(Extracts from a graphics dataset)
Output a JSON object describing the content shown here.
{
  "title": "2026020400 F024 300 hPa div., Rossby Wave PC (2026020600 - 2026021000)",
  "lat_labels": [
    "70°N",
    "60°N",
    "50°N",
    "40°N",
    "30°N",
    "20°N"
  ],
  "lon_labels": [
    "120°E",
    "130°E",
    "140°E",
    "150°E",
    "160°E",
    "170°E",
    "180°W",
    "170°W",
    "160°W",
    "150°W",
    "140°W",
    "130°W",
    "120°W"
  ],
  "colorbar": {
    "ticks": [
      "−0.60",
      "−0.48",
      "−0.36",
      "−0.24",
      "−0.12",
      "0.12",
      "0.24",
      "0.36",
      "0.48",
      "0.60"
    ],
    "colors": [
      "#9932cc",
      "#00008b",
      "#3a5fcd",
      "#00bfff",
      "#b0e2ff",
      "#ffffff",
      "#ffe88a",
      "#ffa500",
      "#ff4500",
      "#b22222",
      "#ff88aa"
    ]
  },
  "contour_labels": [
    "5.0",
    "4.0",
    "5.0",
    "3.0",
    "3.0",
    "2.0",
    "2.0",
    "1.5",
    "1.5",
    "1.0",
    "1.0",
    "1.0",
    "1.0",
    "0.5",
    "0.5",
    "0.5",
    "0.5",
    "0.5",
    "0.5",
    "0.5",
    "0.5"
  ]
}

■ Set exercise
Write the entire listing out again, word for word.

■ Output of the exercise
Output a JSON object describing the content shown here.
{
  "title": "2026020400 F024 300 hPa div., Rossby Wave PC (2026020600 - 2026021000)",
  "lat_labels": [
    "70°N",
    "60°N",
    "50°N",
    "40°N",
    "30°N",
    "20°N"
  ],
  "lon_labels": [
    "120°E",
    "130°E",
    "140°E",
    "150°E",
    "160°E",
    "170°E",
    "180°W",
    "170°W",
    "160°W",
    "150°W",
    "140°W",
    "130°W",
    "120°W"
  ],
  "colorbar": {
    "ticks": [
      "−0.60",
      "−0.48",
      "−0.36",
      "−0.24",
      "−0.12",
      "0.12",
      "0.24",
      "0.36",
      "0.48",
      "0.60"
    ],
    "colors": [
      "#9932cc",
      "#00008b",
      "#3a5fcd",
      "#00bfff",
      "#b0e2ff",
      "#ffffff",
      "#ffe88a",
      "#ffa500",
      "#ff4500",
      "#b22222",
      "#ff88aa"
    ]
  },
  "contour_labels": [
    "5.0",
    "4.0",
    "5.0",
    "3.0",
    "3.0",
    "2.0",
    "2.0",
    "1.5",
    "1.5",
    "1.0",
    "1.0",
    "1.0",
    "1.0",
    "0.5",
    "0.5",
    "0.5",
    "0.5",
    "0.5",
    "0.5",
    "0.5",
    "0.5"
  ]
}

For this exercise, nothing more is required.